| Written problem |
Reproduce every record below exactly as written, leaving out any pictures.

| The data |
** begin **
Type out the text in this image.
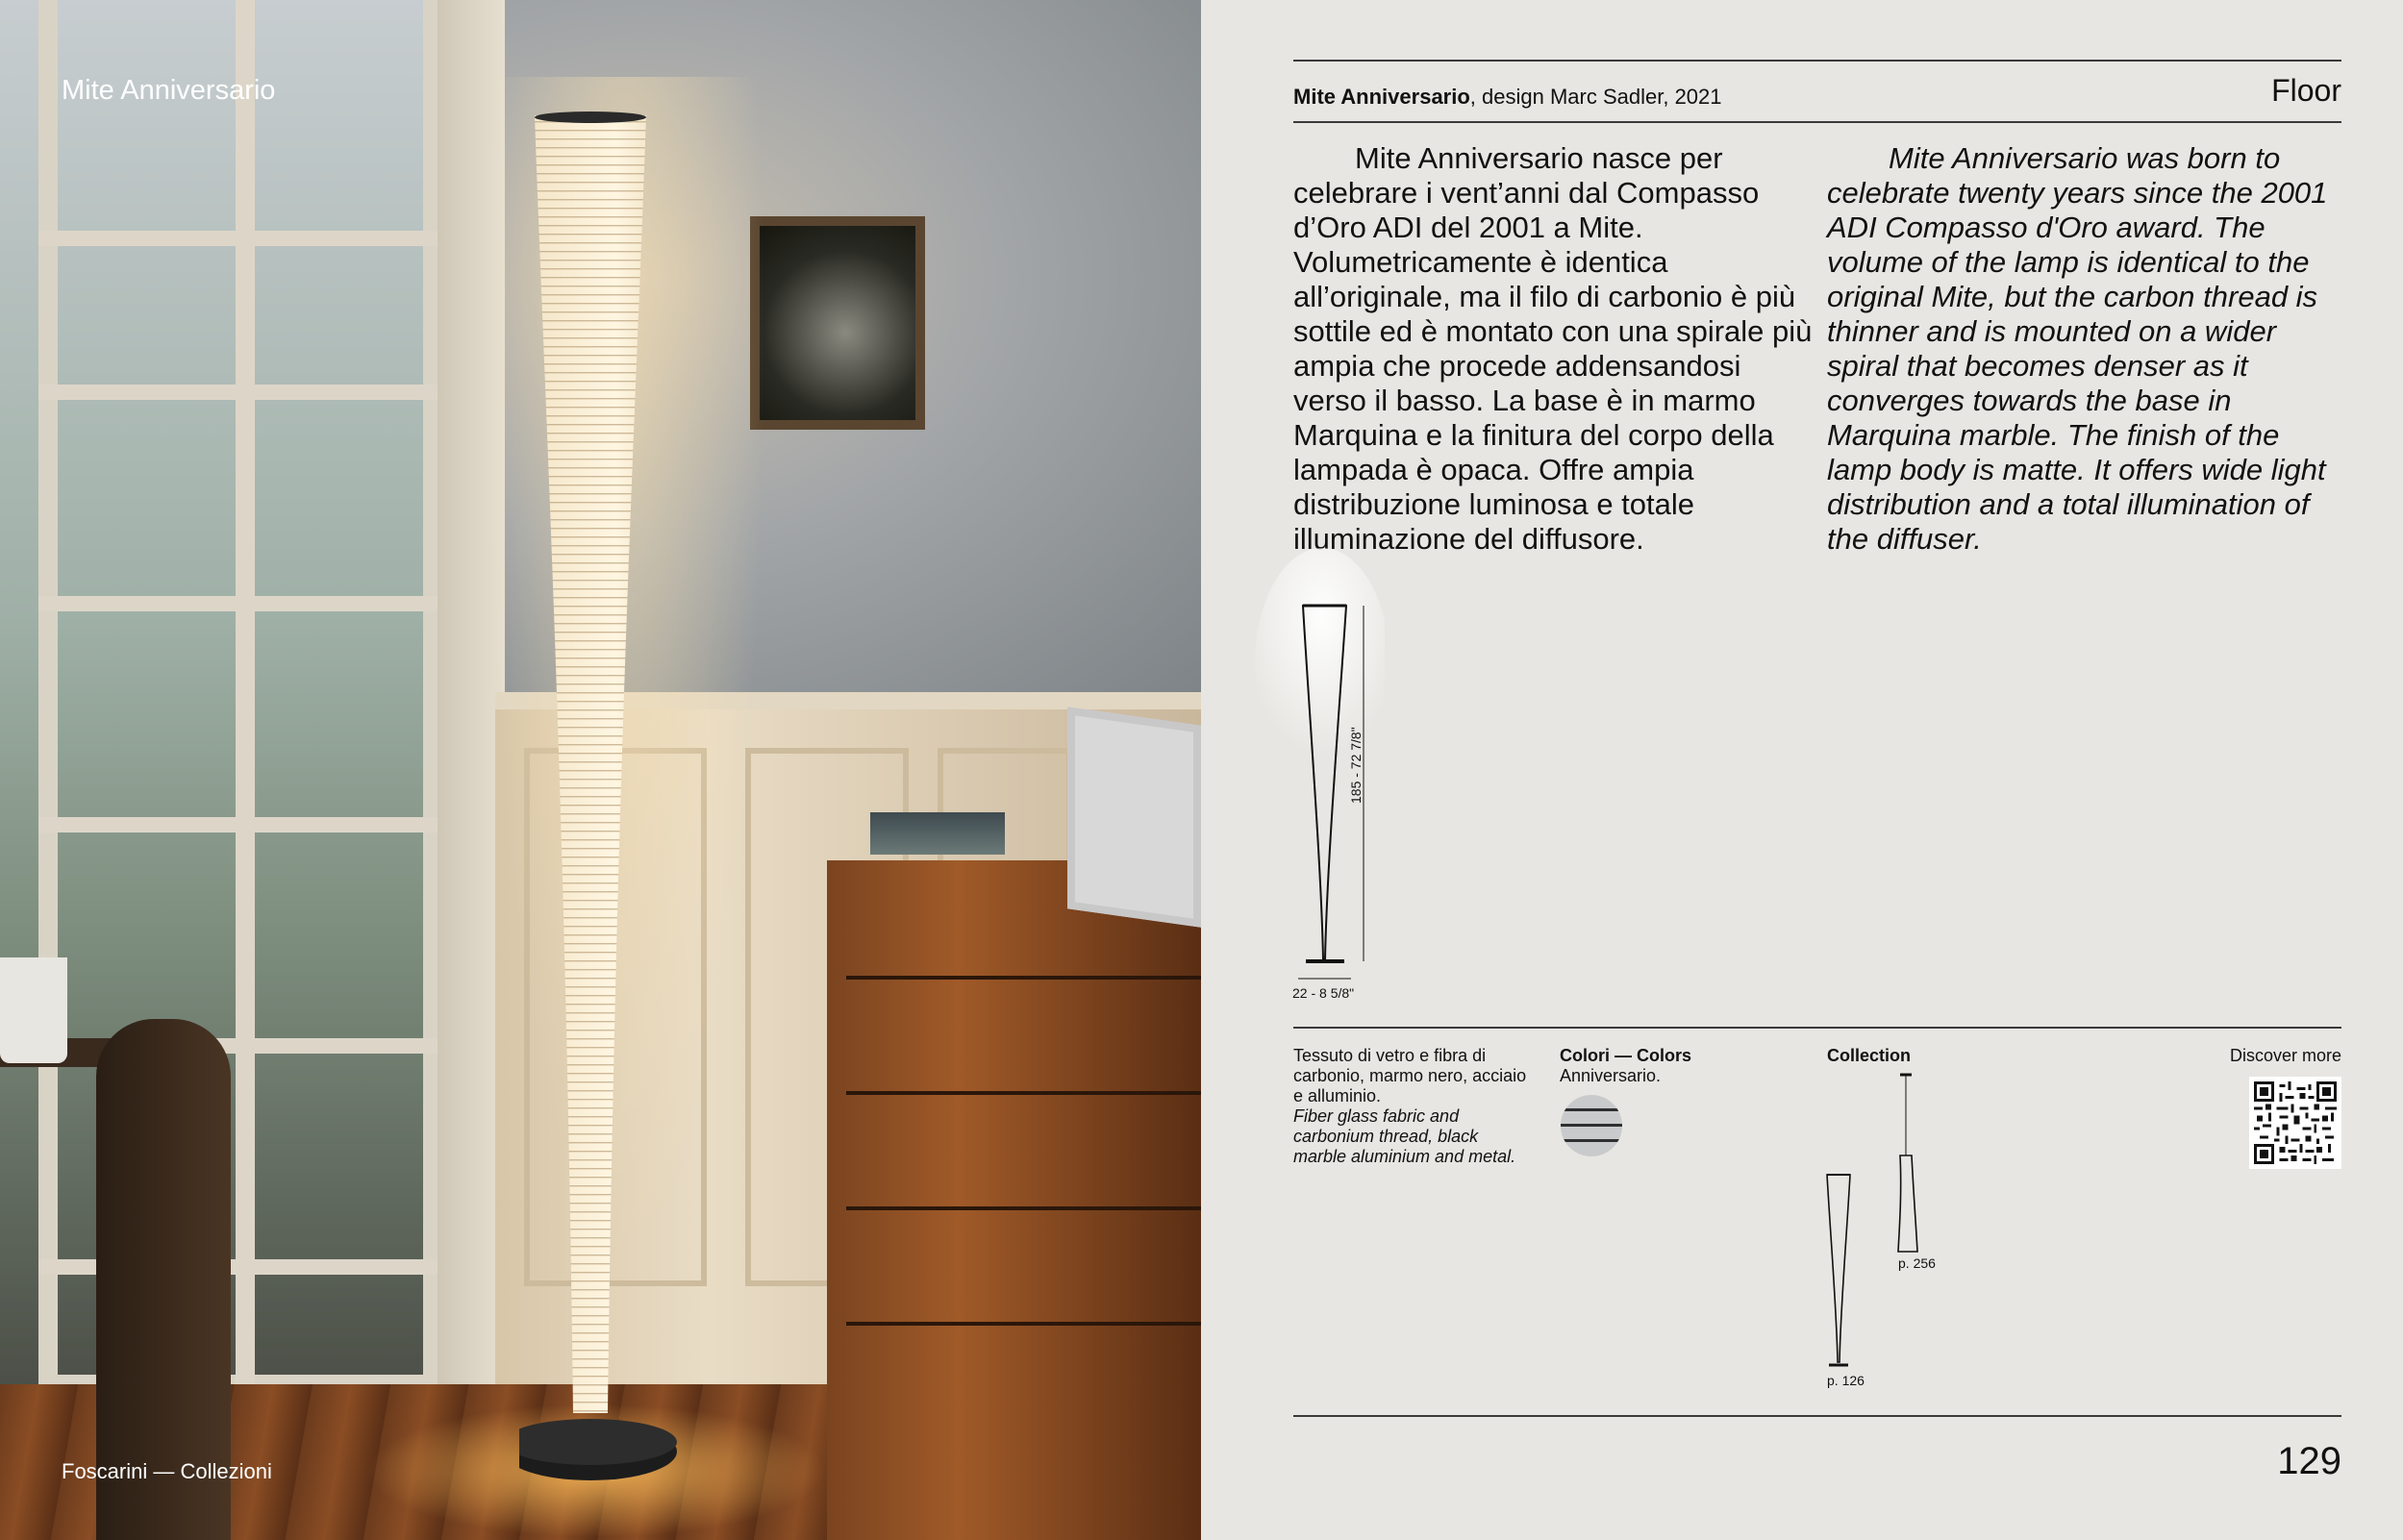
Mite Anniversario
Foscarini — Collezioni
Mite Anniversario, design Marc Sadler, 2021	Floor
Mite Anniversario nasce per celebrare i vent’anni dal Compasso d’Oro ADI del 2001 a Mite. Volumetricamente è identica all’originale, ma il filo di carbonio è più sottile ed è montato con una spirale più ampia che procede addensandosi verso il basso. La base è in marmo Marquina e la finitura del corpo della lampada è opaca. Offre ampia distribuzione luminosa e totale illuminazione del diffusore.
Mite Anniversario was born to celebrate twenty years since the 2001 ADI Compasso d'Oro award. The volume of the lamp is identical to the original Mite, but the carbon thread is thinner and is mounted on a wider spiral that becomes denser as it converges towards the base in Marquina marble. The finish of the lamp body is matte. It offers wide light distribution and a total illumination of the diffuser.
185 - 72 7/8"
22 - 8 5/8"
Tessuto di vetro e fibra di carbonio, marmo nero, acciaio e alluminio.
Fiber glass fabric and carbonium thread, black marble aluminium and metal.
Colori — Colors
Anniversario.
Collection
p. 256
p. 126
Discover more
129
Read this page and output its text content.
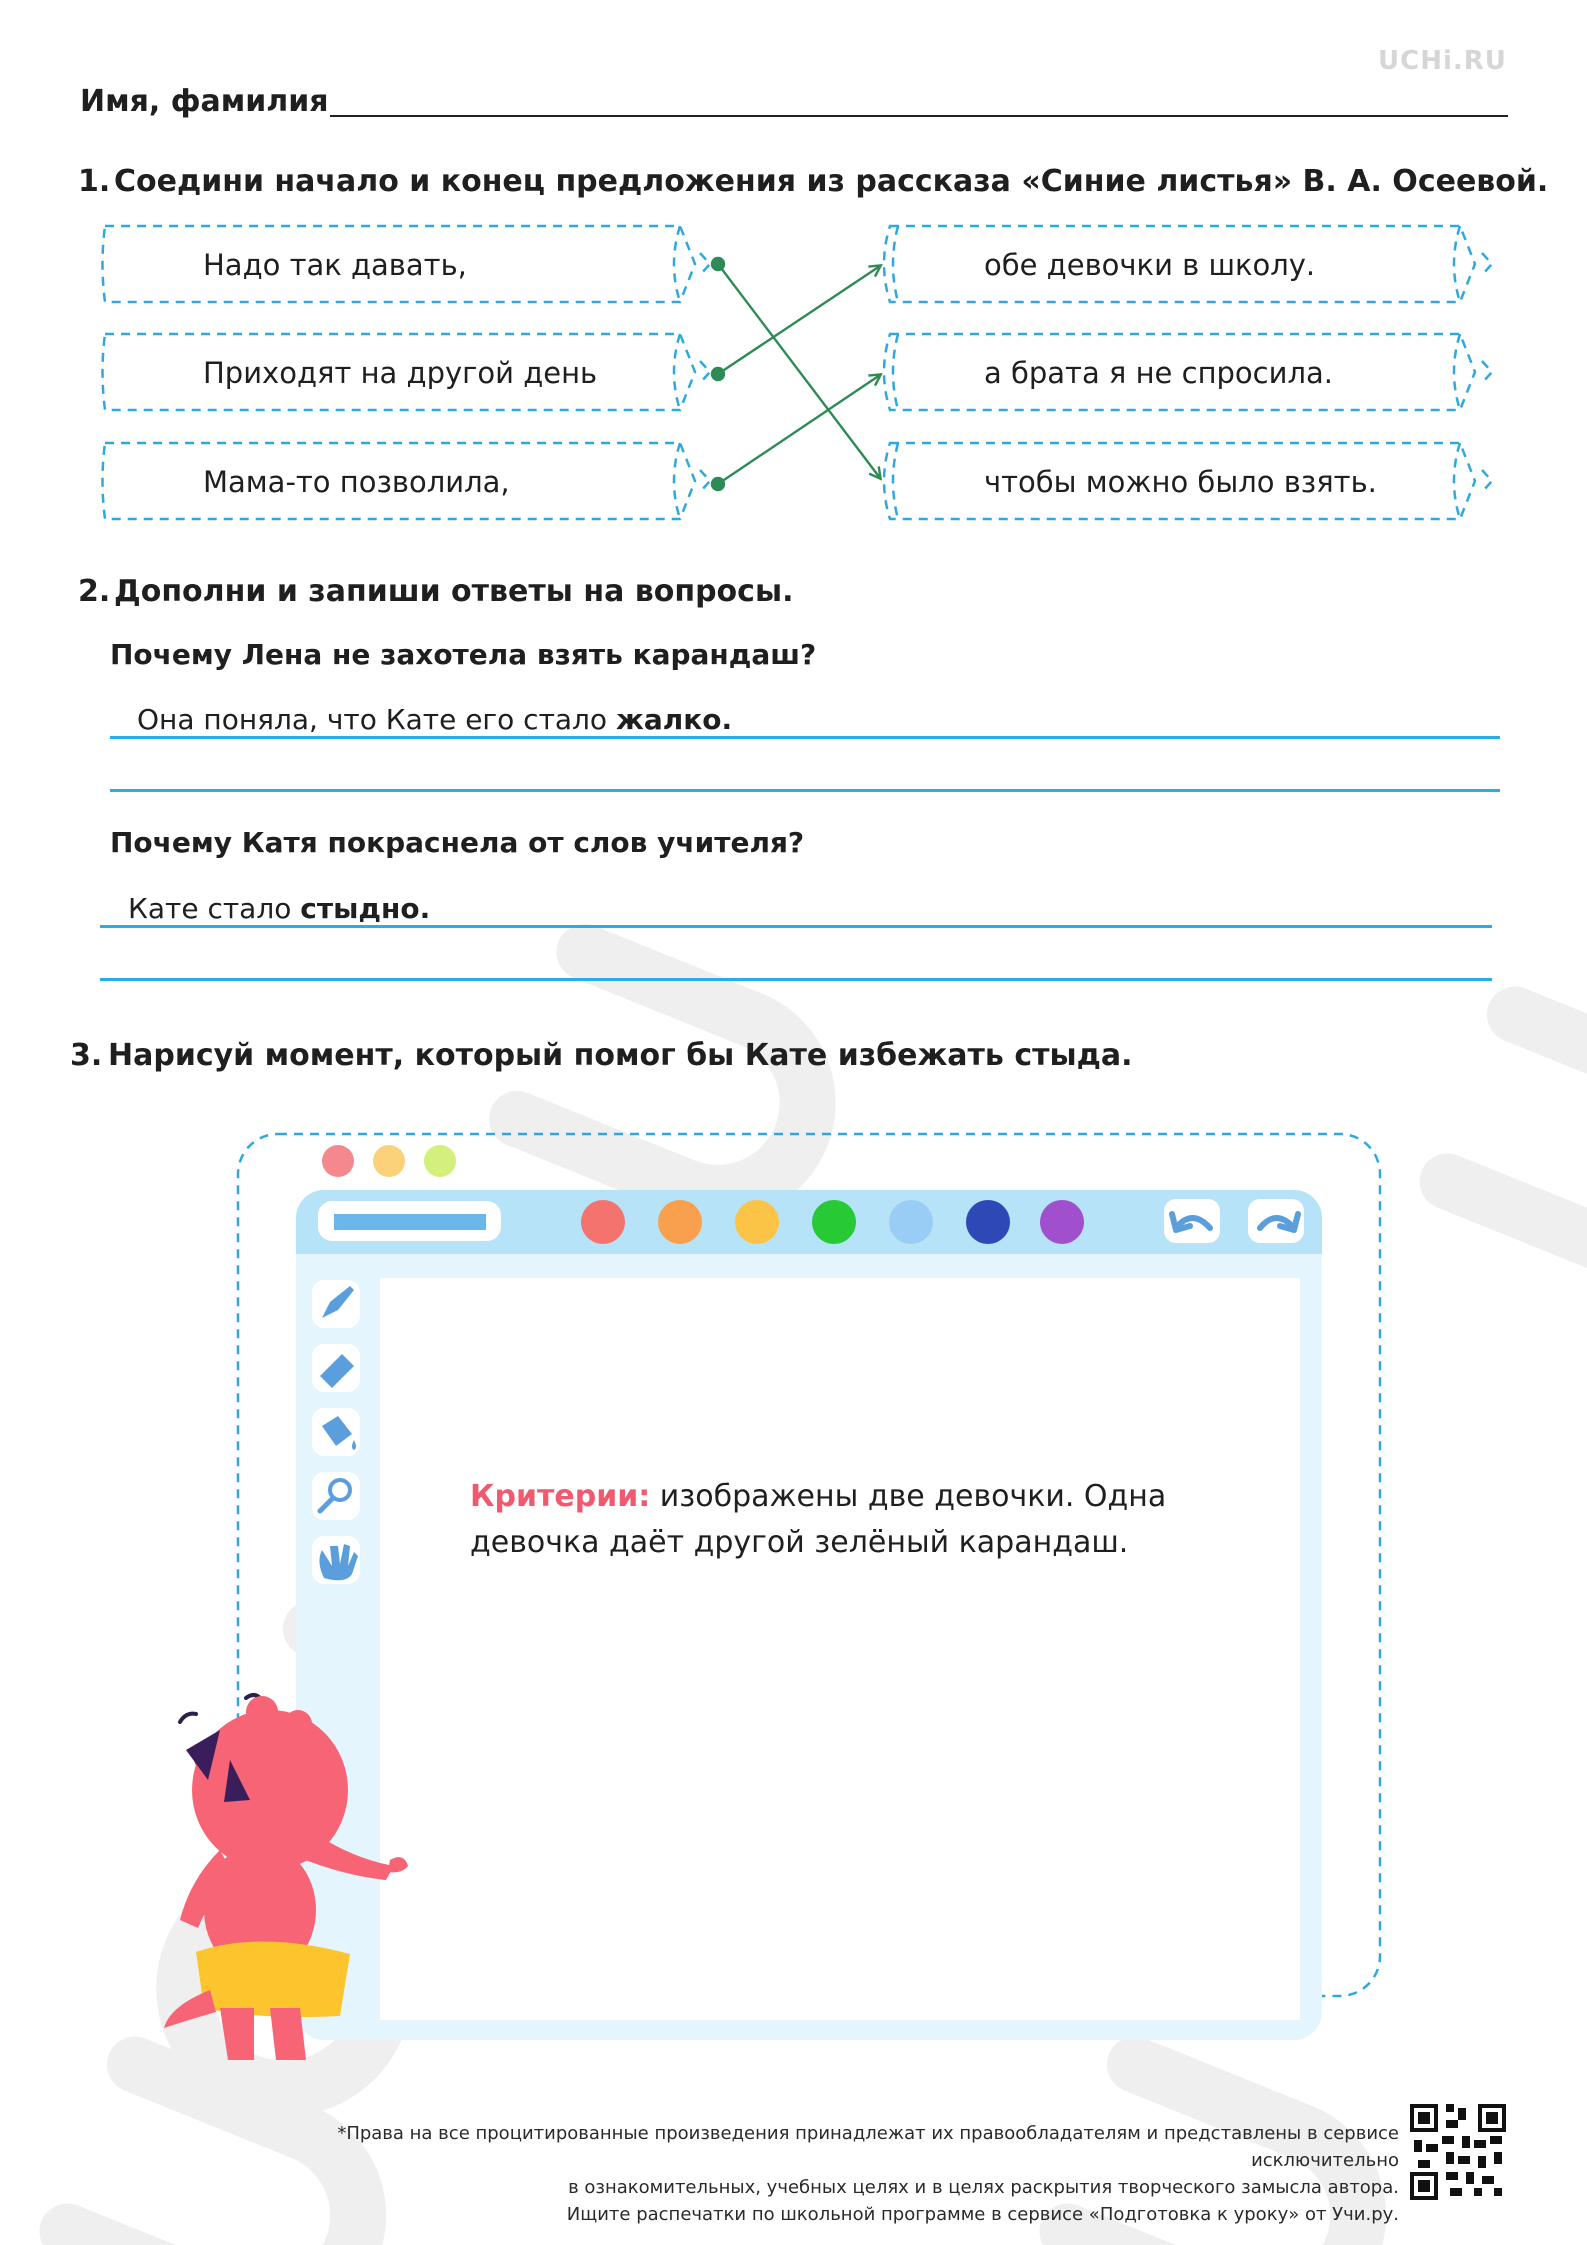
UCHi.RU
Имя, фамилия
1. Соедини начало и конец предложения из рассказа «Синие листья» В. А. Осеевой.
Надо так давать,
Приходят на другой день
Мама-то позволила,
обе девочки в школу.
а брата я не спросила.
чтобы можно было взять.
2. Дополни и запиши ответы на вопросы.
Почему Лена не захотела взять карандаш?
Она поняла, что Кате его стало жалко.
Почему Катя покраснела от слов учителя?
Кате стало стыдно.
3. Нарисуй момент, который помог бы Кате избежать стыда.
Критерии: изображены две девочки. Одна девочка даёт другой зелёный карандаш.
*Права на все процитированные произведения принадлежат их правообладателям и представлены в сервисе исключительно
в ознакомительных, учебных целях и в целях раскрытия творческого замысла автора.
Ищите распечатки по школьной программе в сервисе «Подготовка к уроку» от Учи.ру.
** end **
| Result of the task |
Type out the text in this image.
Mite Anniversario
Foscarini — Collezioni
Mite Anniversario, design Marc Sadler, 2021	Floor
Mite Anniversario nasce per celebrare i vent’anni dal Compasso d’Oro ADI del 2001 a Mite. Volumetricamente è identica all’originale, ma il filo di carbonio è più sottile ed è montato con una spirale più ampia che procede addensandosi verso il basso. La base è in marmo Marquina e la finitura del corpo della lampada è opaca. Offre ampia distribuzione luminosa e totale illuminazione del diffusore.
Mite Anniversario was born to celebrate twenty years since the 2001 ADI Compasso d'Oro award. The volume of the lamp is identical to the original Mite, but the carbon thread is thinner and is mounted on a wider spiral that becomes denser as it converges towards the base in Marquina marble. The finish of the lamp body is matte. It offers wide light distribution and a total illumination of the diffuser.
185 - 72 7/8"
22 - 8 5/8"
Tessuto di vetro e fibra di carbonio, marmo nero, acciaio e alluminio.
Fiber glass fabric and carbonium thread, black marble aluminium and metal.
Colori — Colors
Anniversario.
Collection
p. 256
p. 126
Discover more
129
Read this page and output its text content.
UCHi.RU
Имя, фамилия
1. Соедини начало и конец предложения из рассказа «Синие листья» В. А. Осеевой.
Надо так давать,
Приходят на другой день
Мама-то позволила,
обе девочки в школу.
а брата я не спросила.
чтобы можно было взять.
2. Дополни и запиши ответы на вопросы.
Почему Лена не захотела взять карандаш?
Она поняла, что Кате его стало жалко.
Почему Катя покраснела от слов учителя?
Кате стало стыдно.
3. Нарисуй момент, который помог бы Кате избежать стыда.
Критерии: изображены две девочки. Одна девочка даёт другой зелёный карандаш.
*Права на все процитированные произведения принадлежат их правообладателям и представлены в сервисе исключительно
в ознакомительных, учебных целях и в целях раскрытия творческого замысла автора.
Ищите распечатки по школьной программе в сервисе «Подготовка к уроку» от Учи.ру.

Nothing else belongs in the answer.